Give the data a second time, exactly and in full.

** EXTRACTED RECORDS **
------------

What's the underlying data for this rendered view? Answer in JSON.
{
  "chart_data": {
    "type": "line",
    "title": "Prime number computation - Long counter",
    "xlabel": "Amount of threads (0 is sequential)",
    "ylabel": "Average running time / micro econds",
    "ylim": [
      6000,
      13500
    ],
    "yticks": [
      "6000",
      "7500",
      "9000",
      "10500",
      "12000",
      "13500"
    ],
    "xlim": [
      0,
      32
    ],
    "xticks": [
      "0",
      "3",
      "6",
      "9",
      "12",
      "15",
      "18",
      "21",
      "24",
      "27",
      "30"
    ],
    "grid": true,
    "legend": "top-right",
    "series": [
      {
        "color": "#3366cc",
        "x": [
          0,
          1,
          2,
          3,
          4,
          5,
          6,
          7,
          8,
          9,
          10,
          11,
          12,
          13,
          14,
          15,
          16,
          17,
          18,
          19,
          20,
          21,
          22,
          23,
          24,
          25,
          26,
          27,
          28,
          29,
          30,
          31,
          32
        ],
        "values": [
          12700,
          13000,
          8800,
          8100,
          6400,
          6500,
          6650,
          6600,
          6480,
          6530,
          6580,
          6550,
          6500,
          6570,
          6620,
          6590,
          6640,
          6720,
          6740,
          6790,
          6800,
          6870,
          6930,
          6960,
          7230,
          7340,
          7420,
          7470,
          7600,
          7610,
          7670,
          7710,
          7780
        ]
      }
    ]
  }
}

------------

** COMPLETE ANSWER **
What's the underlying data for this rendered view? Answer in JSON.
{
  "chart_data": {
    "type": "line",
    "title": "Prime number computation - Long counter",
    "xlabel": "Amount of threads (0 is sequential)",
    "ylabel": "Average running time / micro econds",
    "ylim": [
      6000,
      13500
    ],
    "yticks": [
      "6000",
      "7500",
      "9000",
      "10500",
      "12000",
      "13500"
    ],
    "xlim": [
      0,
      32
    ],
    "xticks": [
      "0",
      "3",
      "6",
      "9",
      "12",
      "15",
      "18",
      "21",
      "24",
      "27",
      "30"
    ],
    "grid": true,
    "legend": "top-right",
    "series": [
      {
        "color": "#3366cc",
        "x": [
          0,
          1,
          2,
          3,
          4,
          5,
          6,
          7,
          8,
          9,
          10,
          11,
          12,
          13,
          14,
          15,
          16,
          17,
          18,
          19,
          20,
          21,
          22,
          23,
          24,
          25,
          26,
          27,
          28,
          29,
          30,
          31,
          32
        ],
        "values": [
          12700,
          13000,
          8800,
          8100,
          6400,
          6500,
          6650,
          6600,
          6480,
          6530,
          6580,
          6550,
          6500,
          6570,
          6620,
          6590,
          6640,
          6720,
          6740,
          6790,
          6800,
          6870,
          6930,
          6960,
          7230,
          7340,
          7420,
          7470,
          7600,
          7610,
          7670,
          7710,
          7780
        ]
      }
    ]
  }
}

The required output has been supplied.